* start DATA SUPPLIED *

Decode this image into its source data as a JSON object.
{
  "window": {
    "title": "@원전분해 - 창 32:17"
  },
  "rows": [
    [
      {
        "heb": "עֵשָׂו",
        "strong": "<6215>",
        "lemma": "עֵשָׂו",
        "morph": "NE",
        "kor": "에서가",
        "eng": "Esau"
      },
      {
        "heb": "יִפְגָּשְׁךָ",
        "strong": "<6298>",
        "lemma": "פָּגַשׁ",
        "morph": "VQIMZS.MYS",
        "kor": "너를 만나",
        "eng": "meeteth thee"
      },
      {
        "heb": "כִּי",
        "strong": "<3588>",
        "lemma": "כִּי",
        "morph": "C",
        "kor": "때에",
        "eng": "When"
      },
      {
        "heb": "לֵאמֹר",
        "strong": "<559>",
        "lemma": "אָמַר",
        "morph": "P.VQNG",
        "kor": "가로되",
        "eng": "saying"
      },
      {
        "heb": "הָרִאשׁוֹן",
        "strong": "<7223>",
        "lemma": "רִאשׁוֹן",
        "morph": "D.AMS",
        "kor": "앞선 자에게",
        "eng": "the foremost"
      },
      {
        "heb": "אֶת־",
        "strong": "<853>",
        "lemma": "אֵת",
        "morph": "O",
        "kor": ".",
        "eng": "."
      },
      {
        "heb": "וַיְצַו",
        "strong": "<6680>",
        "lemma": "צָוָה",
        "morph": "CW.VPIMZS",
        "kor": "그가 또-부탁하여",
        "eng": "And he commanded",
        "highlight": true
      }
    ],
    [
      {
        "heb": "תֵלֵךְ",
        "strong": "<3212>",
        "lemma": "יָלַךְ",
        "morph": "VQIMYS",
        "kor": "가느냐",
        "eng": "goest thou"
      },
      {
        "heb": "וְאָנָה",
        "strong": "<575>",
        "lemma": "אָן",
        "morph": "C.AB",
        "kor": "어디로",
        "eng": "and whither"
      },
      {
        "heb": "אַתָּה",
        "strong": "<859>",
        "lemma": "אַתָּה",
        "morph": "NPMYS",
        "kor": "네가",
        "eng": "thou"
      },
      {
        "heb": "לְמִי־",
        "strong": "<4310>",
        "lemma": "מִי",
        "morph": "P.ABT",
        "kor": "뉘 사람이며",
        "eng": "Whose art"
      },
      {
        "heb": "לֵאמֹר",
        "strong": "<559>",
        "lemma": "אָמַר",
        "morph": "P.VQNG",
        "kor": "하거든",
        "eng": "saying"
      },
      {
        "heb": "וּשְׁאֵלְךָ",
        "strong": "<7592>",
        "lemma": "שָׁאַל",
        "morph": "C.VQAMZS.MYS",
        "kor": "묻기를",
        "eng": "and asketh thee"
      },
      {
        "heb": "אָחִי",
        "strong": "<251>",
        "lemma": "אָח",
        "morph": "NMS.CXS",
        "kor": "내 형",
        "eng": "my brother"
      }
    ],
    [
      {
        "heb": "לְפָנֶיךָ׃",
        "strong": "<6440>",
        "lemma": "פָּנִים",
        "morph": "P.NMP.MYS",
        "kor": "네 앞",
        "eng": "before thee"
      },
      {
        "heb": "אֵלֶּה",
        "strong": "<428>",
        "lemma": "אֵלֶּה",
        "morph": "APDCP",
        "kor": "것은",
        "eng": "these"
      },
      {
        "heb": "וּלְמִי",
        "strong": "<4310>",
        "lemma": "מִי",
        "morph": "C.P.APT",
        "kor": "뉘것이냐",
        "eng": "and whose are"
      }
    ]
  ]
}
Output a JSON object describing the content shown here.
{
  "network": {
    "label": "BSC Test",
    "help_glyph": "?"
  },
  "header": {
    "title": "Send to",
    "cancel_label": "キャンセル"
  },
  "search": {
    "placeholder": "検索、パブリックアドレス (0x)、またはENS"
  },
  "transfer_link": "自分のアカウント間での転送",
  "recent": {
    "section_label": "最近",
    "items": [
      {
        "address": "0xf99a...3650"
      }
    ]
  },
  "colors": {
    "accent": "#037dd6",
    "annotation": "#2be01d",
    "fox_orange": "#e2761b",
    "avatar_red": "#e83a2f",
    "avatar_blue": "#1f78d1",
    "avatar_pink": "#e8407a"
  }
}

* end DATA SUPPLIED *

WHAT IS BEING ASKED.
Look over the listing above. Pick out and copy every line that includes "thee".

EXPECTED ANSWER.
        "eng": "meeteth thee"
        "eng": "and asketh thee"
        "eng": "before thee"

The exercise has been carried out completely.